SET PROBLEM - Can you retype every record below exactly as written?

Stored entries
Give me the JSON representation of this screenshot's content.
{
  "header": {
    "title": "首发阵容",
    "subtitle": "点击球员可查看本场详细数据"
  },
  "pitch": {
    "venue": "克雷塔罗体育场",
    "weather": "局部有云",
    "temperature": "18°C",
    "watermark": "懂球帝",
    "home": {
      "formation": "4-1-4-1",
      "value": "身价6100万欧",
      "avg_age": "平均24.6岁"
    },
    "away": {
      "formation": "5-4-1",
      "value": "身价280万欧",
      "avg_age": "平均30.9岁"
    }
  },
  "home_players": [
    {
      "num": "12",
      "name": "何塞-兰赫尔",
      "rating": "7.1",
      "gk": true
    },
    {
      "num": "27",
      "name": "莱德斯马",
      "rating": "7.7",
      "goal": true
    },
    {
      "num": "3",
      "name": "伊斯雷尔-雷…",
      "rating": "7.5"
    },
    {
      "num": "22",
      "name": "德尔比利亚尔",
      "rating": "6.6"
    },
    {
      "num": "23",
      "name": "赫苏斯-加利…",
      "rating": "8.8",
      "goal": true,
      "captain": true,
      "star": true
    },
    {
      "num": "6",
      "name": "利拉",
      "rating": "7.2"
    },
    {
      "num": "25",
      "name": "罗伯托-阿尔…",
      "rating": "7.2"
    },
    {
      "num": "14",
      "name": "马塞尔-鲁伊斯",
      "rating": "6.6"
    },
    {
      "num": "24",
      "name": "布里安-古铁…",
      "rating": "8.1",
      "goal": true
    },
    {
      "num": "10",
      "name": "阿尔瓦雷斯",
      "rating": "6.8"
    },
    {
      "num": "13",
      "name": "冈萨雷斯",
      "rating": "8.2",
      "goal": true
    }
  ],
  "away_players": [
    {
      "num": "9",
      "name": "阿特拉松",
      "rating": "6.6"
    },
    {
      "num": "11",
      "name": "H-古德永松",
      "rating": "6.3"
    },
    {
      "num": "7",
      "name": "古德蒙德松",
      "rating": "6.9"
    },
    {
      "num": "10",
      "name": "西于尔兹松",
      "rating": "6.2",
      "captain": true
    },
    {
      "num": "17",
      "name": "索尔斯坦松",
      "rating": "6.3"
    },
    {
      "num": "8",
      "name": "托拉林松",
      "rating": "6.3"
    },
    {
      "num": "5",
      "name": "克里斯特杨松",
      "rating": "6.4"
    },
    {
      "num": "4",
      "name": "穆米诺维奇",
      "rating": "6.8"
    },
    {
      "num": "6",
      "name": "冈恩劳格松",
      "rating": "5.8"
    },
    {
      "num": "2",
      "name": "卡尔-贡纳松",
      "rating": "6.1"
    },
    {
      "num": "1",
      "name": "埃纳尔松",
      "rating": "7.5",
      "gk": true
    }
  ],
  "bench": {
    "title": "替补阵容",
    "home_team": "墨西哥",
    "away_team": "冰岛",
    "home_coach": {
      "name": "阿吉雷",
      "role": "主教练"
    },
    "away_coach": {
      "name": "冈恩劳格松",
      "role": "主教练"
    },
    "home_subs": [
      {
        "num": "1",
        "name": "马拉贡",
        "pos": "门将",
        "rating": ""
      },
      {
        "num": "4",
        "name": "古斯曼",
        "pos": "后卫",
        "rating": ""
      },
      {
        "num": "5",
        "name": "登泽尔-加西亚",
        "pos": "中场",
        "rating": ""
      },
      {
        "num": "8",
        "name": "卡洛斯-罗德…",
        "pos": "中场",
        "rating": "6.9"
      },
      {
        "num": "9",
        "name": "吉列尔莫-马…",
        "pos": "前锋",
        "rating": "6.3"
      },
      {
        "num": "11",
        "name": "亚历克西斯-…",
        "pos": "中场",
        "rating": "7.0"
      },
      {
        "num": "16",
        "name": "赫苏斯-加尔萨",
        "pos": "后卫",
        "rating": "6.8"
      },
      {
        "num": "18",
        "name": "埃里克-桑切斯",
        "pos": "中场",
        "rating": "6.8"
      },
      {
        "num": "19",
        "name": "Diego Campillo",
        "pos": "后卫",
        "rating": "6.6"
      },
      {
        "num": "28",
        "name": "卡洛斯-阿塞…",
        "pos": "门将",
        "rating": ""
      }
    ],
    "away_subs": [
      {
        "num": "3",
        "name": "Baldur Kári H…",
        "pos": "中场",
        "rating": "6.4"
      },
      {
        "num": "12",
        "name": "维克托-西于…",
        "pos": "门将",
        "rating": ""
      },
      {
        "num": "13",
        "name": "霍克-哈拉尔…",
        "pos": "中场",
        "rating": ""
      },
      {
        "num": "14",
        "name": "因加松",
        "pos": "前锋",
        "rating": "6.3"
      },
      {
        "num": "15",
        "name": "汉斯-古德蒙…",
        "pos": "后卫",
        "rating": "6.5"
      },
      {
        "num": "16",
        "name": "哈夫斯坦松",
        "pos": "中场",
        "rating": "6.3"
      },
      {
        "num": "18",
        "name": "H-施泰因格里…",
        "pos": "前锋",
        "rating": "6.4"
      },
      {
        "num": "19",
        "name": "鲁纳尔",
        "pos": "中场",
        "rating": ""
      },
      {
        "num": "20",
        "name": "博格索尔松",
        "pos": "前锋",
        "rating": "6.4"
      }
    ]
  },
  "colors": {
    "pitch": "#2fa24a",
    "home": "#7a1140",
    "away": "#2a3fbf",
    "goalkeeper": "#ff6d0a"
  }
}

SOLVED PROBLEM -
Give me the JSON representation of this screenshot's content.
{
  "header": {
    "title": "首发阵容",
    "subtitle": "点击球员可查看本场详细数据"
  },
  "pitch": {
    "venue": "克雷塔罗体育场",
    "weather": "局部有云",
    "temperature": "18°C",
    "watermark": "懂球帝",
    "home": {
      "formation": "4-1-4-1",
      "value": "身价6100万欧",
      "avg_age": "平均24.6岁"
    },
    "away": {
      "formation": "5-4-1",
      "value": "身价280万欧",
      "avg_age": "平均30.9岁"
    }
  },
  "home_players": [
    {
      "num": "12",
      "name": "何塞-兰赫尔",
      "rating": "7.1",
      "gk": true
    },
    {
      "num": "27",
      "name": "莱德斯马",
      "rating": "7.7",
      "goal": true
    },
    {
      "num": "3",
      "name": "伊斯雷尔-雷…",
      "rating": "7.5"
    },
    {
      "num": "22",
      "name": "德尔比利亚尔",
      "rating": "6.6"
    },
    {
      "num": "23",
      "name": "赫苏斯-加利…",
      "rating": "8.8",
      "goal": true,
      "captain": true,
      "star": true
    },
    {
      "num": "6",
      "name": "利拉",
      "rating": "7.2"
    },
    {
      "num": "25",
      "name": "罗伯托-阿尔…",
      "rating": "7.2"
    },
    {
      "num": "14",
      "name": "马塞尔-鲁伊斯",
      "rating": "6.6"
    },
    {
      "num": "24",
      "name": "布里安-古铁…",
      "rating": "8.1",
      "goal": true
    },
    {
      "num": "10",
      "name": "阿尔瓦雷斯",
      "rating": "6.8"
    },
    {
      "num": "13",
      "name": "冈萨雷斯",
      "rating": "8.2",
      "goal": true
    }
  ],
  "away_players": [
    {
      "num": "9",
      "name": "阿特拉松",
      "rating": "6.6"
    },
    {
      "num": "11",
      "name": "H-古德永松",
      "rating": "6.3"
    },
    {
      "num": "7",
      "name": "古德蒙德松",
      "rating": "6.9"
    },
    {
      "num": "10",
      "name": "西于尔兹松",
      "rating": "6.2",
      "captain": true
    },
    {
      "num": "17",
      "name": "索尔斯坦松",
      "rating": "6.3"
    },
    {
      "num": "8",
      "name": "托拉林松",
      "rating": "6.3"
    },
    {
      "num": "5",
      "name": "克里斯特杨松",
      "rating": "6.4"
    },
    {
      "num": "4",
      "name": "穆米诺维奇",
      "rating": "6.8"
    },
    {
      "num": "6",
      "name": "冈恩劳格松",
      "rating": "5.8"
    },
    {
      "num": "2",
      "name": "卡尔-贡纳松",
      "rating": "6.1"
    },
    {
      "num": "1",
      "name": "埃纳尔松",
      "rating": "7.5",
      "gk": true
    }
  ],
  "bench": {
    "title": "替补阵容",
    "home_team": "墨西哥",
    "away_team": "冰岛",
    "home_coach": {
      "name": "阿吉雷",
      "role": "主教练"
    },
    "away_coach": {
      "name": "冈恩劳格松",
      "role": "主教练"
    },
    "home_subs": [
      {
        "num": "1",
        "name": "马拉贡",
        "pos": "门将",
        "rating": ""
      },
      {
        "num": "4",
        "name": "古斯曼",
        "pos": "后卫",
        "rating": ""
      },
      {
        "num": "5",
        "name": "登泽尔-加西亚",
        "pos": "中场",
        "rating": ""
      },
      {
        "num": "8",
        "name": "卡洛斯-罗德…",
        "pos": "中场",
        "rating": "6.9"
      },
      {
        "num": "9",
        "name": "吉列尔莫-马…",
        "pos": "前锋",
        "rating": "6.3"
      },
      {
        "num": "11",
        "name": "亚历克西斯-…",
        "pos": "中场",
        "rating": "7.0"
      },
      {
        "num": "16",
        "name": "赫苏斯-加尔萨",
        "pos": "后卫",
        "rating": "6.8"
      },
      {
        "num": "18",
        "name": "埃里克-桑切斯",
        "pos": "中场",
        "rating": "6.8"
      },
      {
        "num": "19",
        "name": "Diego Campillo",
        "pos": "后卫",
        "rating": "6.6"
      },
      {
        "num": "28",
        "name": "卡洛斯-阿塞…",
        "pos": "门将",
        "rating": ""
      }
    ],
    "away_subs": [
      {
        "num": "3",
        "name": "Baldur Kári H…",
        "pos": "中场",
        "rating": "6.4"
      },
      {
        "num": "12",
        "name": "维克托-西于…",
        "pos": "门将",
        "rating": ""
      },
      {
        "num": "13",
        "name": "霍克-哈拉尔…",
        "pos": "中场",
        "rating": ""
      },
      {
        "num": "14",
        "name": "因加松",
        "pos": "前锋",
        "rating": "6.3"
      },
      {
        "num": "15",
        "name": "汉斯-古德蒙…",
        "pos": "后卫",
        "rating": "6.5"
      },
      {
        "num": "16",
        "name": "哈夫斯坦松",
        "pos": "中场",
        "rating": "6.3"
      },
      {
        "num": "18",
        "name": "H-施泰因格里…",
        "pos": "前锋",
        "rating": "6.4"
      },
      {
        "num": "19",
        "name": "鲁纳尔",
        "pos": "中场",
        "rating": ""
      },
      {
        "num": "20",
        "name": "博格索尔松",
        "pos": "前锋",
        "rating": "6.4"
      }
    ]
  },
  "colors": {
    "pitch": "#2fa24a",
    "home": "#7a1140",
    "away": "#2a3fbf",
    "goalkeeper": "#ff6d0a"
  }
}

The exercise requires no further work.